[Records from a data collection]
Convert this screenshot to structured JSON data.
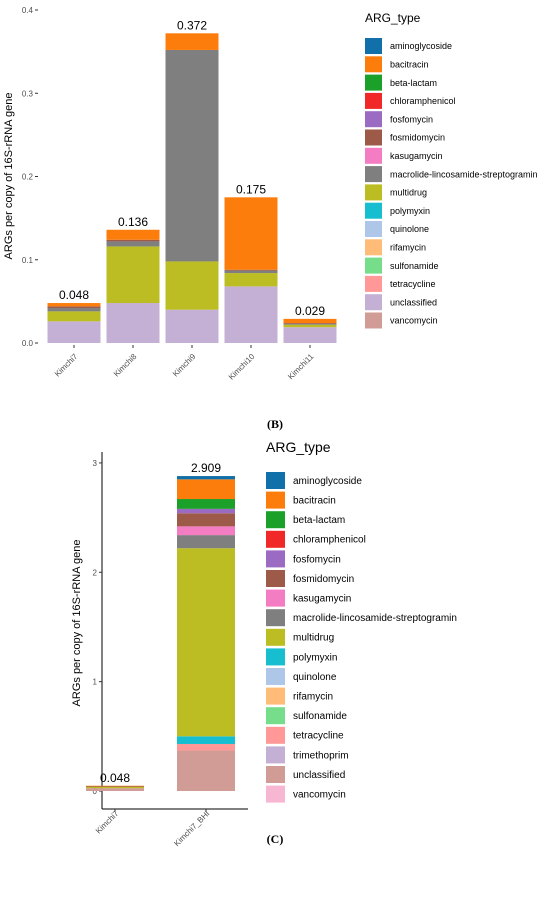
{
  "chart_data": [
    {
      "panel": "(B)",
      "type": "bar",
      "stacked": true,
      "ylabel": "ARGs per copy of 16S-rRNA gene",
      "xlabel": "",
      "ylim": [
        0,
        0.4
      ],
      "yticks": [
        "0.0",
        "0.1",
        "0.2",
        "0.3",
        "0.4"
      ],
      "ytick_values": [
        0,
        0.1,
        0.2,
        0.3,
        0.4
      ],
      "grid": false,
      "legend_title": "ARG_type",
      "legend_position": "right",
      "categories": [
        "Kimchi7",
        "Kimchi8",
        "Kimchi9",
        "Kimchi10",
        "Kimchi11"
      ],
      "totals": [
        "0.048",
        "0.136",
        "0.372",
        "0.175",
        "0.029"
      ],
      "legend": [
        {
          "name": "aminoglycoside",
          "color": "#1170AA"
        },
        {
          "name": "bacitracin",
          "color": "#FC7D0B"
        },
        {
          "name": "beta-lactam",
          "color": "#1BA02A"
        },
        {
          "name": "chloramphenicol",
          "color": "#F02828"
        },
        {
          "name": "fosfomycin",
          "color": "#9B6BC4"
        },
        {
          "name": "fosmidomycin",
          "color": "#9E5A48"
        },
        {
          "name": "kasugamycin",
          "color": "#F47CC2"
        },
        {
          "name": "macrolide-lincosamide-streptogramin",
          "color": "#7F7F7F"
        },
        {
          "name": "multidrug",
          "color": "#BCBD22"
        },
        {
          "name": "polymyxin",
          "color": "#17BECF"
        },
        {
          "name": "quinolone",
          "color": "#AEC7E8"
        },
        {
          "name": "rifamycin",
          "color": "#FFBB78"
        },
        {
          "name": "sulfonamide",
          "color": "#76DE8A"
        },
        {
          "name": "tetracycline",
          "color": "#FF9896"
        },
        {
          "name": "unclassified",
          "color": "#C5B0D5"
        },
        {
          "name": "vancomycin",
          "color": "#D19C96"
        }
      ],
      "series": [
        {
          "name": "unclassified",
          "values": [
            0.026,
            0.048,
            0.04,
            0.068,
            0.019
          ]
        },
        {
          "name": "multidrug",
          "values": [
            0.012,
            0.068,
            0.058,
            0.016,
            0.003
          ]
        },
        {
          "name": "macrolide-lincosamide-streptogramin",
          "values": [
            0.004,
            0.006,
            0.254,
            0.003,
            0.001
          ]
        },
        {
          "name": "fosmidomycin",
          "values": [
            0.002,
            0.002,
            0.0,
            0.001,
            0.001
          ]
        },
        {
          "name": "bacitracin",
          "values": [
            0.004,
            0.012,
            0.02,
            0.087,
            0.005
          ]
        }
      ]
    },
    {
      "panel": "(C)",
      "type": "bar",
      "stacked": true,
      "ylabel": "ARGs per copy of 16S-rRNA gene",
      "xlabel": "",
      "ylim": [
        0,
        3.1
      ],
      "yticks": [
        "0",
        "1",
        "2",
        "3"
      ],
      "ytick_values": [
        0,
        1,
        2,
        3
      ],
      "grid": false,
      "legend_title": "ARG_type",
      "legend_position": "right",
      "categories": [
        "Kimchi7",
        "Kimchi7_BHI"
      ],
      "totals": [
        "0.048",
        "2.909"
      ],
      "legend": [
        {
          "name": "aminoglycoside",
          "color": "#1170AA"
        },
        {
          "name": "bacitracin",
          "color": "#FC7D0B"
        },
        {
          "name": "beta-lactam",
          "color": "#1BA02A"
        },
        {
          "name": "chloramphenicol",
          "color": "#F02828"
        },
        {
          "name": "fosfomycin",
          "color": "#9B6BC4"
        },
        {
          "name": "fosmidomycin",
          "color": "#9E5A48"
        },
        {
          "name": "kasugamycin",
          "color": "#F47CC2"
        },
        {
          "name": "macrolide-lincosamide-streptogramin",
          "color": "#7F7F7F"
        },
        {
          "name": "multidrug",
          "color": "#BCBD22"
        },
        {
          "name": "polymyxin",
          "color": "#17BECF"
        },
        {
          "name": "quinolone",
          "color": "#AEC7E8"
        },
        {
          "name": "rifamycin",
          "color": "#FFBB78"
        },
        {
          "name": "sulfonamide",
          "color": "#76DE8A"
        },
        {
          "name": "tetracycline",
          "color": "#FF9896"
        },
        {
          "name": "trimethoprim",
          "color": "#C5B0D5"
        },
        {
          "name": "unclassified",
          "color": "#D19C96"
        },
        {
          "name": "vancomycin",
          "color": "#F7B6D2"
        }
      ],
      "series": [
        {
          "name": "unclassified",
          "values": [
            0.026,
            0.37
          ]
        },
        {
          "name": "tetracycline",
          "values": [
            0.0,
            0.06
          ]
        },
        {
          "name": "polymyxin",
          "values": [
            0.0,
            0.07
          ]
        },
        {
          "name": "multidrug",
          "values": [
            0.012,
            1.72
          ]
        },
        {
          "name": "macrolide-lincosamide-streptogramin",
          "values": [
            0.004,
            0.12
          ]
        },
        {
          "name": "kasugamycin",
          "values": [
            0.0,
            0.08
          ]
        },
        {
          "name": "fosmidomycin",
          "values": [
            0.002,
            0.12
          ]
        },
        {
          "name": "fosfomycin",
          "values": [
            0.0,
            0.04
          ]
        },
        {
          "name": "beta-lactam",
          "values": [
            0.0,
            0.09
          ]
        },
        {
          "name": "bacitracin",
          "values": [
            0.004,
            0.18
          ]
        },
        {
          "name": "aminoglycoside",
          "values": [
            0.0,
            0.03
          ]
        }
      ]
    }
  ]
}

EXERCISE GOAL:
All of the lines above should be printed exactly, minus the pictures.

REPLY TO THE TASK:
Convert this screenshot to structured JSON data.
{
  "chart_data": [
    {
      "panel": "(B)",
      "type": "bar",
      "stacked": true,
      "ylabel": "ARGs per copy of 16S-rRNA gene",
      "xlabel": "",
      "ylim": [
        0,
        0.4
      ],
      "yticks": [
        "0.0",
        "0.1",
        "0.2",
        "0.3",
        "0.4"
      ],
      "ytick_values": [
        0,
        0.1,
        0.2,
        0.3,
        0.4
      ],
      "grid": false,
      "legend_title": "ARG_type",
      "legend_position": "right",
      "categories": [
        "Kimchi7",
        "Kimchi8",
        "Kimchi9",
        "Kimchi10",
        "Kimchi11"
      ],
      "totals": [
        "0.048",
        "0.136",
        "0.372",
        "0.175",
        "0.029"
      ],
      "legend": [
        {
          "name": "aminoglycoside",
          "color": "#1170AA"
        },
        {
          "name": "bacitracin",
          "color": "#FC7D0B"
        },
        {
          "name": "beta-lactam",
          "color": "#1BA02A"
        },
        {
          "name": "chloramphenicol",
          "color": "#F02828"
        },
        {
          "name": "fosfomycin",
          "color": "#9B6BC4"
        },
        {
          "name": "fosmidomycin",
          "color": "#9E5A48"
        },
        {
          "name": "kasugamycin",
          "color": "#F47CC2"
        },
        {
          "name": "macrolide-lincosamide-streptogramin",
          "color": "#7F7F7F"
        },
        {
          "name": "multidrug",
          "color": "#BCBD22"
        },
        {
          "name": "polymyxin",
          "color": "#17BECF"
        },
        {
          "name": "quinolone",
          "color": "#AEC7E8"
        },
        {
          "name": "rifamycin",
          "color": "#FFBB78"
        },
        {
          "name": "sulfonamide",
          "color": "#76DE8A"
        },
        {
          "name": "tetracycline",
          "color": "#FF9896"
        },
        {
          "name": "unclassified",
          "color": "#C5B0D5"
        },
        {
          "name": "vancomycin",
          "color": "#D19C96"
        }
      ],
      "series": [
        {
          "name": "unclassified",
          "values": [
            0.026,
            0.048,
            0.04,
            0.068,
            0.019
          ]
        },
        {
          "name": "multidrug",
          "values": [
            0.012,
            0.068,
            0.058,
            0.016,
            0.003
          ]
        },
        {
          "name": "macrolide-lincosamide-streptogramin",
          "values": [
            0.004,
            0.006,
            0.254,
            0.003,
            0.001
          ]
        },
        {
          "name": "fosmidomycin",
          "values": [
            0.002,
            0.002,
            0.0,
            0.001,
            0.001
          ]
        },
        {
          "name": "bacitracin",
          "values": [
            0.004,
            0.012,
            0.02,
            0.087,
            0.005
          ]
        }
      ]
    },
    {
      "panel": "(C)",
      "type": "bar",
      "stacked": true,
      "ylabel": "ARGs per copy of 16S-rRNA gene",
      "xlabel": "",
      "ylim": [
        0,
        3.1
      ],
      "yticks": [
        "0",
        "1",
        "2",
        "3"
      ],
      "ytick_values": [
        0,
        1,
        2,
        3
      ],
      "grid": false,
      "legend_title": "ARG_type",
      "legend_position": "right",
      "categories": [
        "Kimchi7",
        "Kimchi7_BHI"
      ],
      "totals": [
        "0.048",
        "2.909"
      ],
      "legend": [
        {
          "name": "aminoglycoside",
          "color": "#1170AA"
        },
        {
          "name": "bacitracin",
          "color": "#FC7D0B"
        },
        {
          "name": "beta-lactam",
          "color": "#1BA02A"
        },
        {
          "name": "chloramphenicol",
          "color": "#F02828"
        },
        {
          "name": "fosfomycin",
          "color": "#9B6BC4"
        },
        {
          "name": "fosmidomycin",
          "color": "#9E5A48"
        },
        {
          "name": "kasugamycin",
          "color": "#F47CC2"
        },
        {
          "name": "macrolide-lincosamide-streptogramin",
          "color": "#7F7F7F"
        },
        {
          "name": "multidrug",
          "color": "#BCBD22"
        },
        {
          "name": "polymyxin",
          "color": "#17BECF"
        },
        {
          "name": "quinolone",
          "color": "#AEC7E8"
        },
        {
          "name": "rifamycin",
          "color": "#FFBB78"
        },
        {
          "name": "sulfonamide",
          "color": "#76DE8A"
        },
        {
          "name": "tetracycline",
          "color": "#FF9896"
        },
        {
          "name": "trimethoprim",
          "color": "#C5B0D5"
        },
        {
          "name": "unclassified",
          "color": "#D19C96"
        },
        {
          "name": "vancomycin",
          "color": "#F7B6D2"
        }
      ],
      "series": [
        {
          "name": "unclassified",
          "values": [
            0.026,
            0.37
          ]
        },
        {
          "name": "tetracycline",
          "values": [
            0.0,
            0.06
          ]
        },
        {
          "name": "polymyxin",
          "values": [
            0.0,
            0.07
          ]
        },
        {
          "name": "multidrug",
          "values": [
            0.012,
            1.72
          ]
        },
        {
          "name": "macrolide-lincosamide-streptogramin",
          "values": [
            0.004,
            0.12
          ]
        },
        {
          "name": "kasugamycin",
          "values": [
            0.0,
            0.08
          ]
        },
        {
          "name": "fosmidomycin",
          "values": [
            0.002,
            0.12
          ]
        },
        {
          "name": "fosfomycin",
          "values": [
            0.0,
            0.04
          ]
        },
        {
          "name": "beta-lactam",
          "values": [
            0.0,
            0.09
          ]
        },
        {
          "name": "bacitracin",
          "values": [
            0.004,
            0.18
          ]
        },
        {
          "name": "aminoglycoside",
          "values": [
            0.0,
            0.03
          ]
        }
      ]
    }
  ]
}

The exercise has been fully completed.